## Given request:
Answer these questions from the text on exam formats:
1. How many hours of work is the problem typically designed for?
2. Who should perform trial runs of the exam problem?
3. How long do students sit in the traditional on-premise written exam?

** Start of Extract **

Typically the problem is designed for 20 hours of work. I prefer to give students a full week to work on it, with the understanding that they are not expected or supposed to work full-time. However, some students still do so, and end up getting incredibly stressed and not sleeping well for a week. The alternative is giving them only three days, but this runs a high risk of the exam period colliding with other activities (illness or another exam), which lowers the accuracy of the measurement.
It is a good idea to have the exam problem ready several weeks before it is handed out to the students, and to have your TAs perform trial runs to detect errors or unexpectedly difficult areas.
On-premise written exam
The traditional exam format where you put all your students in a gym hall (or equivalent) with a problem sheet, and have them sit there for 3-4 hours. Today, these are often held in a digital version, where the problem set is given to the students as a PDF. Never use editable PDFs. These are a trap. The software support is still very spotty, so depending on which client the students use (browser, Acrobat Reader, Evince, Foxit, etc), your client may or may not be able to read what they put in. There’s also the risk the LMS will screw it up for some reason. I have many horror stories, and I can’t really blame the students. Today I would always suggest handing out non-editable PDFs and instruct the students to use Xournal++ (or similar) to directly just draw or add text on top of the PDF, then export to a (non-editable) PDF at the end. This will be readable with any PDF reader with high probability.

** End of Extract **
** Start of Material shown **

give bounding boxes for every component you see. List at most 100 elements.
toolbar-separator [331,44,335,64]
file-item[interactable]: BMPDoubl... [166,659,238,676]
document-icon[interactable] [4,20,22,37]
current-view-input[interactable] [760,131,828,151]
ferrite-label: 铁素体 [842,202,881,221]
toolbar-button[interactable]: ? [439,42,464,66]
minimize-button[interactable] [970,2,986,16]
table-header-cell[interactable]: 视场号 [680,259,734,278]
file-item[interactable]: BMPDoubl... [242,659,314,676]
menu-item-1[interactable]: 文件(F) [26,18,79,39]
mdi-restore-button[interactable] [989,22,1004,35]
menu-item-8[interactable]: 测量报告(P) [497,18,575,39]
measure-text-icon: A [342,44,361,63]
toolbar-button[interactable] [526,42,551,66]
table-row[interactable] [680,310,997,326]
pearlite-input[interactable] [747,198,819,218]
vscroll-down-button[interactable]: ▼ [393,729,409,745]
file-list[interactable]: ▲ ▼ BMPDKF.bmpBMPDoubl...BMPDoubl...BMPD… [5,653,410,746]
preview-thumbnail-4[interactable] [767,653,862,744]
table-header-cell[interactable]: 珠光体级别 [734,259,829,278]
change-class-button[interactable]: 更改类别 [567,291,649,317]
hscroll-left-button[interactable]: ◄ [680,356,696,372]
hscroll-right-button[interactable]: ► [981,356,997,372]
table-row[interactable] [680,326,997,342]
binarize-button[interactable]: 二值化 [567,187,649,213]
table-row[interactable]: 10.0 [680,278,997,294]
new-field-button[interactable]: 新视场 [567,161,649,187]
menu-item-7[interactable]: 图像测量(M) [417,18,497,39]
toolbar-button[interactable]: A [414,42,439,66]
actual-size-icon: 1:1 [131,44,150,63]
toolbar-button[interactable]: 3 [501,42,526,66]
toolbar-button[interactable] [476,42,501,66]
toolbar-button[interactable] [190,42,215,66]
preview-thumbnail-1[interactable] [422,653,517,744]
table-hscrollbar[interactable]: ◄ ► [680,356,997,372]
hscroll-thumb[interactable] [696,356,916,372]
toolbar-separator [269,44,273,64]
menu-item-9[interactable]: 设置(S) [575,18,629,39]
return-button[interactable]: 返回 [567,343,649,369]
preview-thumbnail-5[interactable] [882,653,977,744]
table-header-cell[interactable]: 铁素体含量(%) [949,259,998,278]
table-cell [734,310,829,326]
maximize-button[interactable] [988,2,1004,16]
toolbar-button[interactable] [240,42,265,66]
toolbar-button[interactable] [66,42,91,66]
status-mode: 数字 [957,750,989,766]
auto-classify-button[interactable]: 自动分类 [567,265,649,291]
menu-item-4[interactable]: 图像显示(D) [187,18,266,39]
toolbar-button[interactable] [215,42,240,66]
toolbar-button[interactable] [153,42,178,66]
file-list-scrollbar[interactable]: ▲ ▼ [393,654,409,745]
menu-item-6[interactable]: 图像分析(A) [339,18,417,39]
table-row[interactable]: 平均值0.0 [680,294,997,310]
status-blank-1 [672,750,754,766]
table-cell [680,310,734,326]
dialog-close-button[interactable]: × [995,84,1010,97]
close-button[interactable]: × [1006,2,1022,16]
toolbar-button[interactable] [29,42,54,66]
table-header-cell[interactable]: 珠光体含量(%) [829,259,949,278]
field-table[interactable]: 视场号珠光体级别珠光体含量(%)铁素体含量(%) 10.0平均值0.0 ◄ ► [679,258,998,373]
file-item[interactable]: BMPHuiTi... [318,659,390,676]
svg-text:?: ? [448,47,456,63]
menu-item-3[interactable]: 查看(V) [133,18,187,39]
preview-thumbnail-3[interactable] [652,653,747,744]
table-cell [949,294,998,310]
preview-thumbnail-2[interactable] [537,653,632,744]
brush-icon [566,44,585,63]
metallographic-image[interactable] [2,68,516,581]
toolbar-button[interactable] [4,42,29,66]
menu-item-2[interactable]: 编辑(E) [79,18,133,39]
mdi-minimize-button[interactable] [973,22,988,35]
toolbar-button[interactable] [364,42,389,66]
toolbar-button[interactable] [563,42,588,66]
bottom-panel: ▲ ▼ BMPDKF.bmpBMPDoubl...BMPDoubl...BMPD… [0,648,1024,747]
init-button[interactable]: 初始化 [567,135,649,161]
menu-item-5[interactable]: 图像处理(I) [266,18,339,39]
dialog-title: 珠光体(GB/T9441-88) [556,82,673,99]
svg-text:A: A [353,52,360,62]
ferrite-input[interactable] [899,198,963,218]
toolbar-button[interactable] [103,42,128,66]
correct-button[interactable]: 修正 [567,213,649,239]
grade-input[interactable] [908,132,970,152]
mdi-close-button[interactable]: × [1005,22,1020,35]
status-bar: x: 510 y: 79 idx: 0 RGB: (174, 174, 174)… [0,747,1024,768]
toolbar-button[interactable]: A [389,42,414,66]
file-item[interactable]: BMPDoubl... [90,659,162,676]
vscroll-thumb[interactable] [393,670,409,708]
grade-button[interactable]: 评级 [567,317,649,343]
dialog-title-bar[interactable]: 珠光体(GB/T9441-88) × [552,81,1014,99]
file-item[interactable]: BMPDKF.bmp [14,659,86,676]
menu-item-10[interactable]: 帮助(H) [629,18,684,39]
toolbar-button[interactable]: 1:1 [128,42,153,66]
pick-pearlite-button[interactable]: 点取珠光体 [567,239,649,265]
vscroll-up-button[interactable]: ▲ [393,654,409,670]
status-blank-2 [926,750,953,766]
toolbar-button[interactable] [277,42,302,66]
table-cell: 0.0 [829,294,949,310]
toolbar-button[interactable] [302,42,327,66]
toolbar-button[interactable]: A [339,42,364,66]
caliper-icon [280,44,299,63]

** End of Material shown **

## The output:
1. 20 hours.
2. The TAs.
3. 3-4 hours.